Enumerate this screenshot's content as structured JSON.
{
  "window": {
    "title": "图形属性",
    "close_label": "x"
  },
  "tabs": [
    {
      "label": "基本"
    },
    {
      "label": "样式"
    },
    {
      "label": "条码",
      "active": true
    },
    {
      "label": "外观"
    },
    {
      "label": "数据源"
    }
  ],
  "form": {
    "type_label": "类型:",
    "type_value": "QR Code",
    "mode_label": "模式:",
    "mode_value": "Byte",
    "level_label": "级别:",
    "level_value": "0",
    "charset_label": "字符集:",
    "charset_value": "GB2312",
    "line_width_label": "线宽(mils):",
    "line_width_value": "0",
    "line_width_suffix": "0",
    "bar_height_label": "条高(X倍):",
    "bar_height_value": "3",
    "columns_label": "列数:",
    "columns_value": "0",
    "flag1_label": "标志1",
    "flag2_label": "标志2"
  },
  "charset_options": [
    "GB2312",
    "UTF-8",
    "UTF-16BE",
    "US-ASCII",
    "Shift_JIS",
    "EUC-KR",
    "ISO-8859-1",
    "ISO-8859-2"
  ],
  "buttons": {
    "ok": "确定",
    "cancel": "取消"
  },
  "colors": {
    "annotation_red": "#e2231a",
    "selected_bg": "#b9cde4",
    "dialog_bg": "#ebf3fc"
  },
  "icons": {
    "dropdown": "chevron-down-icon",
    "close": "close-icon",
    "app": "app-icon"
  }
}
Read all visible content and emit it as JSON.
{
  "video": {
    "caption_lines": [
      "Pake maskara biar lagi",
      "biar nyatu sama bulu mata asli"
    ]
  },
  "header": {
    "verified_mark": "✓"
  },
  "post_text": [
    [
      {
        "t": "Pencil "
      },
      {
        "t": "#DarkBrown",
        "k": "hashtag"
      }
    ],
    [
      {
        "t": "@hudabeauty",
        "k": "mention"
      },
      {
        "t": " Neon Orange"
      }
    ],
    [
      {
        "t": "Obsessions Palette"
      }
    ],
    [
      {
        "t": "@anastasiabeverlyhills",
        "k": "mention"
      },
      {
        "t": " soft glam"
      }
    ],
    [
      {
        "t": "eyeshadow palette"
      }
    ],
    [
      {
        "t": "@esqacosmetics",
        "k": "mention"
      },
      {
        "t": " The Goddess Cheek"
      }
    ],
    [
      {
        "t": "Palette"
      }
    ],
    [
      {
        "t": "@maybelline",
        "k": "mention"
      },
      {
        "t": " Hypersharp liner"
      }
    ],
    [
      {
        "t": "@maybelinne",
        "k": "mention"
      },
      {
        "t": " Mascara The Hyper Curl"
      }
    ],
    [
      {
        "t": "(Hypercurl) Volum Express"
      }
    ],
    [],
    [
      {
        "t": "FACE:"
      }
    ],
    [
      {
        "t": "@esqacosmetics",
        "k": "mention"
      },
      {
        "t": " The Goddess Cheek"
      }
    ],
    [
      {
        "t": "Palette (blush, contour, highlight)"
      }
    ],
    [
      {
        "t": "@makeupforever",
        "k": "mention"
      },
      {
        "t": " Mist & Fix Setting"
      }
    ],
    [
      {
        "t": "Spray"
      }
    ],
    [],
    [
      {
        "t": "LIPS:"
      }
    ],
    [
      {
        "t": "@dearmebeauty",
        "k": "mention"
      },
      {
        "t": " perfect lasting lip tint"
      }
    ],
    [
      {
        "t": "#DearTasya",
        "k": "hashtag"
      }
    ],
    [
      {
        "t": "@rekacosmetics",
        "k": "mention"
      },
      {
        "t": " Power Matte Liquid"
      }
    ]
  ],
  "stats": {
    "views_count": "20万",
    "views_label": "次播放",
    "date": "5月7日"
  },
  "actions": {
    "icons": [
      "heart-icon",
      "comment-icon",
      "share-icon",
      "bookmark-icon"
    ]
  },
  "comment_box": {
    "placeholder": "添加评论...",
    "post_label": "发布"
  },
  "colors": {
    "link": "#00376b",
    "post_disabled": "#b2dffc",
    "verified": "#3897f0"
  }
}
---+---
* _REQUEST_: Recite the full listing above exactly.

* _FULL RESPONSE_:
Enumerate this screenshot's content as structured JSON.
{
  "window": {
    "title": "图形属性",
    "close_label": "x"
  },
  "tabs": [
    {
      "label": "基本"
    },
    {
      "label": "样式"
    },
    {
      "label": "条码",
      "active": true
    },
    {
      "label": "外观"
    },
    {
      "label": "数据源"
    }
  ],
  "form": {
    "type_label": "类型:",
    "type_value": "QR Code",
    "mode_label": "模式:",
    "mode_value": "Byte",
    "level_label": "级别:",
    "level_value": "0",
    "charset_label": "字符集:",
    "charset_value": "GB2312",
    "line_width_label": "线宽(mils):",
    "line_width_value": "0",
    "line_width_suffix": "0",
    "bar_height_label": "条高(X倍):",
    "bar_height_value": "3",
    "columns_label": "列数:",
    "columns_value": "0",
    "flag1_label": "标志1",
    "flag2_label": "标志2"
  },
  "charset_options": [
    "GB2312",
    "UTF-8",
    "UTF-16BE",
    "US-ASCII",
    "Shift_JIS",
    "EUC-KR",
    "ISO-8859-1",
    "ISO-8859-2"
  ],
  "buttons": {
    "ok": "确定",
    "cancel": "取消"
  },
  "colors": {
    "annotation_red": "#e2231a",
    "selected_bg": "#b9cde4",
    "dialog_bg": "#ebf3fc"
  },
  "icons": {
    "dropdown": "chevron-down-icon",
    "close": "close-icon",
    "app": "app-icon"
  }
}
Read all visible content and emit it as JSON.
{
  "video": {
    "caption_lines": [
      "Pake maskara biar lagi",
      "biar nyatu sama bulu mata asli"
    ]
  },
  "header": {
    "verified_mark": "✓"
  },
  "post_text": [
    [
      {
        "t": "Pencil "
      },
      {
        "t": "#DarkBrown",
        "k": "hashtag"
      }
    ],
    [
      {
        "t": "@hudabeauty",
        "k": "mention"
      },
      {
        "t": " Neon Orange"
      }
    ],
    [
      {
        "t": "Obsessions Palette"
      }
    ],
    [
      {
        "t": "@anastasiabeverlyhills",
        "k": "mention"
      },
      {
        "t": " soft glam"
      }
    ],
    [
      {
        "t": "eyeshadow palette"
      }
    ],
    [
      {
        "t": "@esqacosmetics",
        "k": "mention"
      },
      {
        "t": " The Goddess Cheek"
      }
    ],
    [
      {
        "t": "Palette"
      }
    ],
    [
      {
        "t": "@maybelline",
        "k": "mention"
      },
      {
        "t": " Hypersharp liner"
      }
    ],
    [
      {
        "t": "@maybelinne",
        "k": "mention"
      },
      {
        "t": " Mascara The Hyper Curl"
      }
    ],
    [
      {
        "t": "(Hypercurl) Volum Express"
      }
    ],
    [],
    [
      {
        "t": "FACE:"
      }
    ],
    [
      {
        "t": "@esqacosmetics",
        "k": "mention"
      },
      {
        "t": " The Goddess Cheek"
      }
    ],
    [
      {
        "t": "Palette (blush, contour, highlight)"
      }
    ],
    [
      {
        "t": "@makeupforever",
        "k": "mention"
      },
      {
        "t": " Mist & Fix Setting"
      }
    ],
    [
      {
        "t": "Spray"
      }
    ],
    [],
    [
      {
        "t": "LIPS:"
      }
    ],
    [
      {
        "t": "@dearmebeauty",
        "k": "mention"
      },
      {
        "t": " perfect lasting lip tint"
      }
    ],
    [
      {
        "t": "#DearTasya",
        "k": "hashtag"
      }
    ],
    [
      {
        "t": "@rekacosmetics",
        "k": "mention"
      },
      {
        "t": " Power Matte Liquid"
      }
    ]
  ],
  "stats": {
    "views_count": "20万",
    "views_label": "次播放",
    "date": "5月7日"
  },
  "actions": {
    "icons": [
      "heart-icon",
      "comment-icon",
      "share-icon",
      "bookmark-icon"
    ]
  },
  "comment_box": {
    "placeholder": "添加评论...",
    "post_label": "发布"
  },
  "colors": {
    "link": "#00376b",
    "post_disabled": "#b2dffc",
    "verified": "#3897f0"
  }
}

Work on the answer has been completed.